EXERCISE MATERIAL:
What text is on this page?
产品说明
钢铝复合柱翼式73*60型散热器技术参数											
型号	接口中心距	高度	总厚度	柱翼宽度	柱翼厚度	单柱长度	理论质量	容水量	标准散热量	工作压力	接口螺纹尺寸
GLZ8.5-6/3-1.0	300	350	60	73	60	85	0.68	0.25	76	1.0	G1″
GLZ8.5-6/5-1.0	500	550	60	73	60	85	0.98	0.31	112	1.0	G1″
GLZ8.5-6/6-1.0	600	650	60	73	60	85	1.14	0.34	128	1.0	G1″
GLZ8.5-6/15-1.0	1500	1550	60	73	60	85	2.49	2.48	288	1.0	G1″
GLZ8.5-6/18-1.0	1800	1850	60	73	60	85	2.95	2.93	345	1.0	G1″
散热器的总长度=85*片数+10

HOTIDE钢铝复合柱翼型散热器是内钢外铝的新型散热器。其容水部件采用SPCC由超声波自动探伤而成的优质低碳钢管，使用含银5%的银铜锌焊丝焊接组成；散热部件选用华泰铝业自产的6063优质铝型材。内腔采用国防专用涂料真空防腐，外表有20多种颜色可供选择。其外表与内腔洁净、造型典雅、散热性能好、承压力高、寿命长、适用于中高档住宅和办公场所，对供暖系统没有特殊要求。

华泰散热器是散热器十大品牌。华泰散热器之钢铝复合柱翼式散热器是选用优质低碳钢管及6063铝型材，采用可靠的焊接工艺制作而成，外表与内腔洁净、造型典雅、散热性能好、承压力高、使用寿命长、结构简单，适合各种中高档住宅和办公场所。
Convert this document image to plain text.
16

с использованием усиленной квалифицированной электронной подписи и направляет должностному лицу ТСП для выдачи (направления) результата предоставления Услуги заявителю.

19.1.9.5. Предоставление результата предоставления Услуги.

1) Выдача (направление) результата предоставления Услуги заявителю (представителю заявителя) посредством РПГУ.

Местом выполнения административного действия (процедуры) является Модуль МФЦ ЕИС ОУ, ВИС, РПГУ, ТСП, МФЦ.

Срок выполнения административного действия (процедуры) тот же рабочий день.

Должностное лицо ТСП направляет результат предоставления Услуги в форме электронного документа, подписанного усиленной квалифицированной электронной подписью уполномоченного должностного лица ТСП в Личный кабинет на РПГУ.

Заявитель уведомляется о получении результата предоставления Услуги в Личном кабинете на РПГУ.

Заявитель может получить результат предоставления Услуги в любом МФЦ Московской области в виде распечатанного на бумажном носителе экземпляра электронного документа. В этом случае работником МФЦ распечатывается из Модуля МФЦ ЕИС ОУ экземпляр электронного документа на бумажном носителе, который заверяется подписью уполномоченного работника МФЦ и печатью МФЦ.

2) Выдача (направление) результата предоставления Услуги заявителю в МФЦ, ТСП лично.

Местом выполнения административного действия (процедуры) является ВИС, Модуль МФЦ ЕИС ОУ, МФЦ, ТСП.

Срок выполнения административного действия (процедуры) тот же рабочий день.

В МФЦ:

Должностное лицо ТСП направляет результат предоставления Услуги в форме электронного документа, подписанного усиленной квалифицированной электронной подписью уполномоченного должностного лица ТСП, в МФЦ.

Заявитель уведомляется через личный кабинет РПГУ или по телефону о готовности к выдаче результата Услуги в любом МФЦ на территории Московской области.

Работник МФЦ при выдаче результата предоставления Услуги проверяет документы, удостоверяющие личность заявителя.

SHORT PROBLEM:
Print exactly the lines from the one with "Convert this document image to plain text." through the end of the data, inclusive.

EXERCISE SOLUTION:
Convert this document image to plain text.
16

с использованием усиленной квалифицированной электронной подписи и направляет должностному лицу ТСП для выдачи (направления) результата предоставления Услуги заявителю.

19.1.9.5. Предоставление результата предоставления Услуги.

1) Выдача (направление) результата предоставления Услуги заявителю (представителю заявителя) посредством РПГУ.

Местом выполнения административного действия (процедуры) является Модуль МФЦ ЕИС ОУ, ВИС, РПГУ, ТСП, МФЦ.

Срок выполнения административного действия (процедуры) тот же рабочий день.

Должностное лицо ТСП направляет результат предоставления Услуги в форме электронного документа, подписанного усиленной квалифицированной электронной подписью уполномоченного должностного лица ТСП в Личный кабинет на РПГУ.

Заявитель уведомляется о получении результата предоставления Услуги в Личном кабинете на РПГУ.

Заявитель может получить результат предоставления Услуги в любом МФЦ Московской области в виде распечатанного на бумажном носителе экземпляра электронного документа. В этом случае работником МФЦ распечатывается из Модуля МФЦ ЕИС ОУ экземпляр электронного документа на бумажном носителе, который заверяется подписью уполномоченного работника МФЦ и печатью МФЦ.

2) Выдача (направление) результата предоставления Услуги заявителю в МФЦ, ТСП лично.

Местом выполнения административного действия (процедуры) является ВИС, Модуль МФЦ ЕИС ОУ, МФЦ, ТСП.

Срок выполнения административного действия (процедуры) тот же рабочий день.

В МФЦ:

Должностное лицо ТСП направляет результат предоставления Услуги в форме электронного документа, подписанного усиленной квалифицированной электронной подписью уполномоченного должностного лица ТСП, в МФЦ.

Заявитель уведомляется через личный кабинет РПГУ или по телефону о готовности к выдаче результата Услуги в любом МФЦ на территории Московской области.

Работник МФЦ при выдаче результата предоставления Услуги проверяет документы, удостоверяющие личность заявителя.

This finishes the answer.